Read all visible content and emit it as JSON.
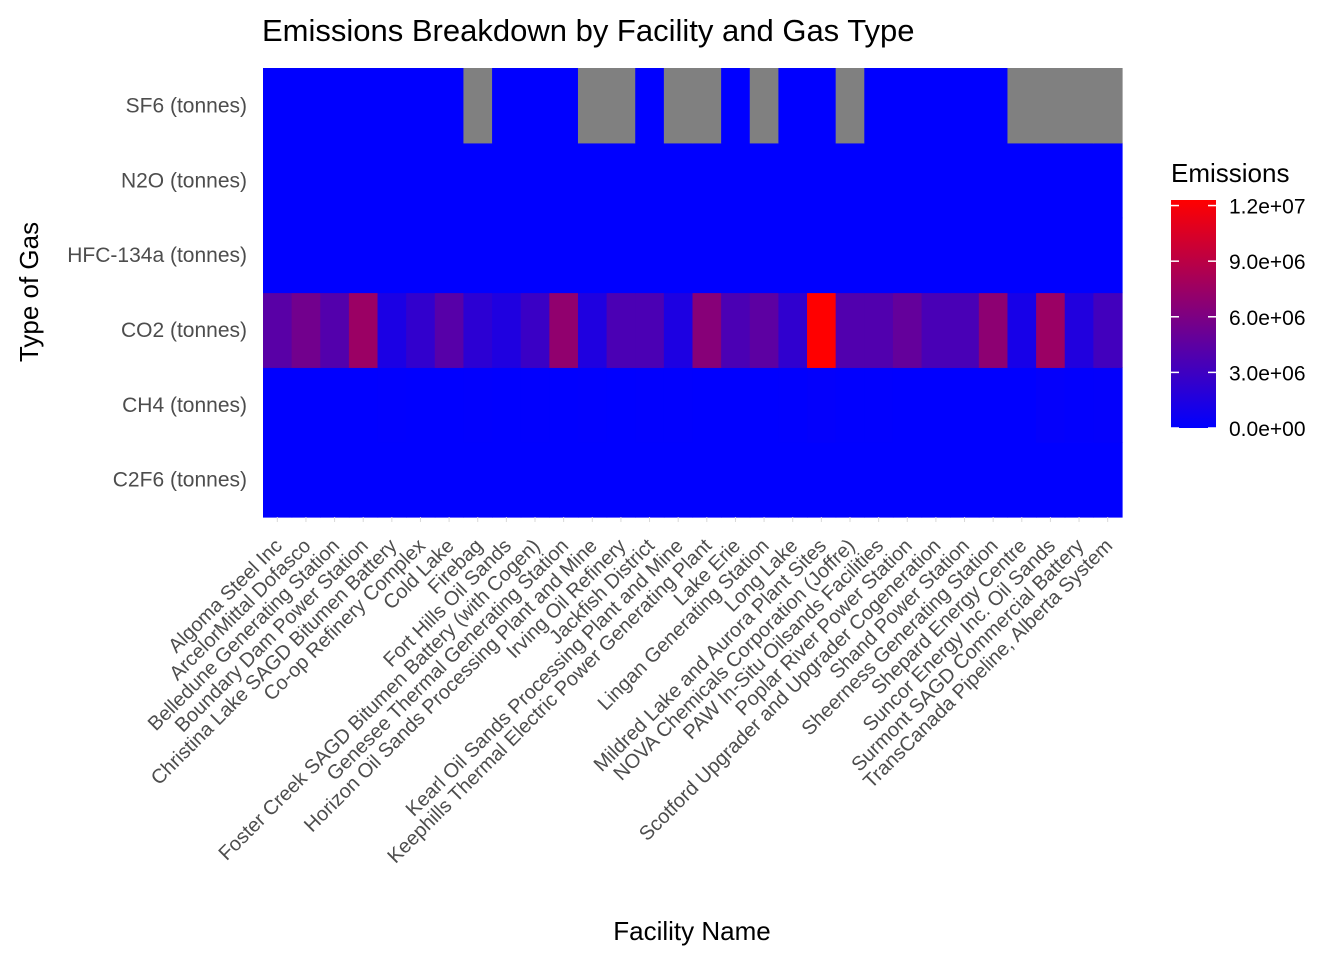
{
  "chart_data": {
    "type": "heatmap",
    "title": "Emissions Breakdown by Facility and Gas Type",
    "xlabel": "Facility Name",
    "ylabel": "Type of Gas",
    "legend": {
      "title": "Emissions",
      "position": "right",
      "ticks": [
        "0.0e+00",
        "3.0e+06",
        "6.0e+06",
        "9.0e+06",
        "1.2e+07"
      ],
      "tick_values": [
        0,
        3000000,
        6000000,
        9000000,
        12000000
      ],
      "range": [
        0,
        12300000
      ],
      "low_color": "#0000ff",
      "high_color": "#ff0000"
    },
    "na_color": "#808080",
    "grid": true,
    "x": [
      "Algoma Steel Inc",
      "ArcelorMittal Dofasco",
      "Belledune Generating Station",
      "Boundary Dam Power Station",
      "Christina Lake SAGD Bitumen Battery",
      "Co-op Refinery Complex",
      "Cold Lake",
      "Firebag",
      "Fort Hills Oil Sands",
      "Foster Creek SAGD Bitumen Battery (with Cogen)",
      "Genesee Thermal Generating Station",
      "Horizon Oil Sands Processing Plant and Mine",
      "Irving Oil Refinery",
      "Jackfish District",
      "Kearl Oil Sands Processing Plant and Mine",
      "Keephills Thermal Electric Power Generating Plant",
      "Lake Erie",
      "Lingan Generating Station",
      "Long Lake",
      "Mildred Lake and Aurora Plant Sites",
      "NOVA Chemicals Corporation (Joffre)",
      "PAW In-Situ Oilsands Facilities",
      "Poplar River Power Station",
      "Scotford Upgrader and Upgrader Cogeneration",
      "Shand Power Station",
      "Sheerness Generating Station",
      "Shepard Energy Centre",
      "Suncor Energy Inc. Oil Sands",
      "Surmont SAGD Commercial Battery",
      "TransCanada Pipeline, Alberta System"
    ],
    "y": [
      "C2F6 (tonnes)",
      "CH4 (tonnes)",
      "CO2 (tonnes)",
      "HFC-134a (tonnes)",
      "N2O (tonnes)",
      "SF6 (tonnes)"
    ],
    "values": {
      "C2F6 (tonnes)": [
        0,
        0,
        0,
        0,
        0,
        0,
        0,
        0,
        0,
        0,
        0,
        0,
        0,
        0,
        0,
        0,
        0,
        0,
        0,
        0,
        0,
        0,
        0,
        0,
        0,
        0,
        0,
        0,
        0,
        0
      ],
      "CH4 (tonnes)": [
        0,
        0,
        0,
        0,
        50000,
        0,
        20000,
        40000,
        20000,
        50000,
        0,
        60000,
        0,
        40000,
        40000,
        0,
        0,
        0,
        30000,
        150000,
        30000,
        30000,
        0,
        0,
        0,
        0,
        0,
        200000,
        100000,
        150000
      ],
      "CO2 (tonnes)": [
        4300000,
        5500000,
        4000000,
        7500000,
        1300000,
        2400000,
        4200000,
        2100000,
        1500000,
        2800000,
        7000000,
        1500000,
        3600000,
        3600000,
        1400000,
        6500000,
        3600000,
        4500000,
        2300000,
        12300000,
        3900000,
        3900000,
        4800000,
        3500000,
        3500000,
        6800000,
        1100000,
        7500000,
        1600000,
        3200000
      ],
      "HFC-134a (tonnes)": [
        0,
        0,
        0,
        0,
        0,
        0,
        0,
        0,
        0,
        0,
        0,
        0,
        0,
        0,
        0,
        0,
        0,
        0,
        0,
        0,
        0,
        0,
        0,
        0,
        0,
        0,
        0,
        0,
        0,
        0
      ],
      "N2O (tonnes)": [
        0,
        0,
        0,
        0,
        0,
        0,
        0,
        0,
        0,
        0,
        0,
        0,
        0,
        0,
        0,
        0,
        0,
        0,
        0,
        0,
        0,
        0,
        0,
        0,
        0,
        0,
        0,
        0,
        0,
        0
      ],
      "SF6 (tonnes)": [
        0,
        0,
        0,
        0,
        0,
        0,
        0,
        null,
        0,
        0,
        0,
        null,
        null,
        0,
        null,
        null,
        0,
        null,
        0,
        0,
        null,
        0,
        0,
        0,
        0,
        0,
        null,
        null,
        null,
        null
      ]
    }
  }
}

━━━━━━━━━━━━━━━━━━━━━━━━━━━━━━

> [WHAT YOU SHOULD DO] Return the whole listing, word for word, and leave out every picture.

> [ANSWER TO THE PROBLEM]
Read all visible content and emit it as JSON.
{
  "chart_data": {
    "type": "heatmap",
    "title": "Emissions Breakdown by Facility and Gas Type",
    "xlabel": "Facility Name",
    "ylabel": "Type of Gas",
    "legend": {
      "title": "Emissions",
      "position": "right",
      "ticks": [
        "0.0e+00",
        "3.0e+06",
        "6.0e+06",
        "9.0e+06",
        "1.2e+07"
      ],
      "tick_values": [
        0,
        3000000,
        6000000,
        9000000,
        12000000
      ],
      "range": [
        0,
        12300000
      ],
      "low_color": "#0000ff",
      "high_color": "#ff0000"
    },
    "na_color": "#808080",
    "grid": true,
    "x": [
      "Algoma Steel Inc",
      "ArcelorMittal Dofasco",
      "Belledune Generating Station",
      "Boundary Dam Power Station",
      "Christina Lake SAGD Bitumen Battery",
      "Co-op Refinery Complex",
      "Cold Lake",
      "Firebag",
      "Fort Hills Oil Sands",
      "Foster Creek SAGD Bitumen Battery (with Cogen)",
      "Genesee Thermal Generating Station",
      "Horizon Oil Sands Processing Plant and Mine",
      "Irving Oil Refinery",
      "Jackfish District",
      "Kearl Oil Sands Processing Plant and Mine",
      "Keephills Thermal Electric Power Generating Plant",
      "Lake Erie",
      "Lingan Generating Station",
      "Long Lake",
      "Mildred Lake and Aurora Plant Sites",
      "NOVA Chemicals Corporation (Joffre)",
      "PAW In-Situ Oilsands Facilities",
      "Poplar River Power Station",
      "Scotford Upgrader and Upgrader Cogeneration",
      "Shand Power Station",
      "Sheerness Generating Station",
      "Shepard Energy Centre",
      "Suncor Energy Inc. Oil Sands",
      "Surmont SAGD Commercial Battery",
      "TransCanada Pipeline, Alberta System"
    ],
    "y": [
      "C2F6 (tonnes)",
      "CH4 (tonnes)",
      "CO2 (tonnes)",
      "HFC-134a (tonnes)",
      "N2O (tonnes)",
      "SF6 (tonnes)"
    ],
    "values": {
      "C2F6 (tonnes)": [
        0,
        0,
        0,
        0,
        0,
        0,
        0,
        0,
        0,
        0,
        0,
        0,
        0,
        0,
        0,
        0,
        0,
        0,
        0,
        0,
        0,
        0,
        0,
        0,
        0,
        0,
        0,
        0,
        0,
        0
      ],
      "CH4 (tonnes)": [
        0,
        0,
        0,
        0,
        50000,
        0,
        20000,
        40000,
        20000,
        50000,
        0,
        60000,
        0,
        40000,
        40000,
        0,
        0,
        0,
        30000,
        150000,
        30000,
        30000,
        0,
        0,
        0,
        0,
        0,
        200000,
        100000,
        150000
      ],
      "CO2 (tonnes)": [
        4300000,
        5500000,
        4000000,
        7500000,
        1300000,
        2400000,
        4200000,
        2100000,
        1500000,
        2800000,
        7000000,
        1500000,
        3600000,
        3600000,
        1400000,
        6500000,
        3600000,
        4500000,
        2300000,
        12300000,
        3900000,
        3900000,
        4800000,
        3500000,
        3500000,
        6800000,
        1100000,
        7500000,
        1600000,
        3200000
      ],
      "HFC-134a (tonnes)": [
        0,
        0,
        0,
        0,
        0,
        0,
        0,
        0,
        0,
        0,
        0,
        0,
        0,
        0,
        0,
        0,
        0,
        0,
        0,
        0,
        0,
        0,
        0,
        0,
        0,
        0,
        0,
        0,
        0,
        0
      ],
      "N2O (tonnes)": [
        0,
        0,
        0,
        0,
        0,
        0,
        0,
        0,
        0,
        0,
        0,
        0,
        0,
        0,
        0,
        0,
        0,
        0,
        0,
        0,
        0,
        0,
        0,
        0,
        0,
        0,
        0,
        0,
        0,
        0
      ],
      "SF6 (tonnes)": [
        0,
        0,
        0,
        0,
        0,
        0,
        0,
        null,
        0,
        0,
        0,
        null,
        null,
        0,
        null,
        null,
        0,
        null,
        0,
        0,
        null,
        0,
        0,
        0,
        0,
        0,
        null,
        null,
        null,
        null
      ]
    }
  }
}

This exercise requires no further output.